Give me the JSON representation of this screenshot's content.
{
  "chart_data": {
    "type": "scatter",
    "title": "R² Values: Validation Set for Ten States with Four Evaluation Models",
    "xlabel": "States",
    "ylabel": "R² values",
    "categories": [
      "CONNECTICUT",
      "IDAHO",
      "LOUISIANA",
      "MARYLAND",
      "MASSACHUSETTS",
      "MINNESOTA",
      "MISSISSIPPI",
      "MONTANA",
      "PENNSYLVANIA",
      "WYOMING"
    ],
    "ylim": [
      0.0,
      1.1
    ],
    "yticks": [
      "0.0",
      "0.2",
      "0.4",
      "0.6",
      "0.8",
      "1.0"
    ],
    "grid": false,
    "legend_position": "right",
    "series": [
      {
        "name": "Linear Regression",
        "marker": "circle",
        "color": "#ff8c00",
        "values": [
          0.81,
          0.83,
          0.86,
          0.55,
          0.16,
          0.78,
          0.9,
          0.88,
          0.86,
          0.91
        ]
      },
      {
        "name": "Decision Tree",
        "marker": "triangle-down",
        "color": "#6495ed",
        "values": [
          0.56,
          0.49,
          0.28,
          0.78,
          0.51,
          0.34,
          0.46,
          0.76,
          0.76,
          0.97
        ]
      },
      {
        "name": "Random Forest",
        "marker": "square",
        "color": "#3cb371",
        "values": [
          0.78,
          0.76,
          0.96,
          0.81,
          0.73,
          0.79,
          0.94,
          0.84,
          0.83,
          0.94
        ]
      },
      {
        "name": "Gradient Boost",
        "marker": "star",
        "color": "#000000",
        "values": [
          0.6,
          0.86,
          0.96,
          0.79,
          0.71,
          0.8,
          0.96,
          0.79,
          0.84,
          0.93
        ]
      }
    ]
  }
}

-- SHORT EXERCISE --
Give only the number of lines above that hold the string "name".

-- REPLY --
4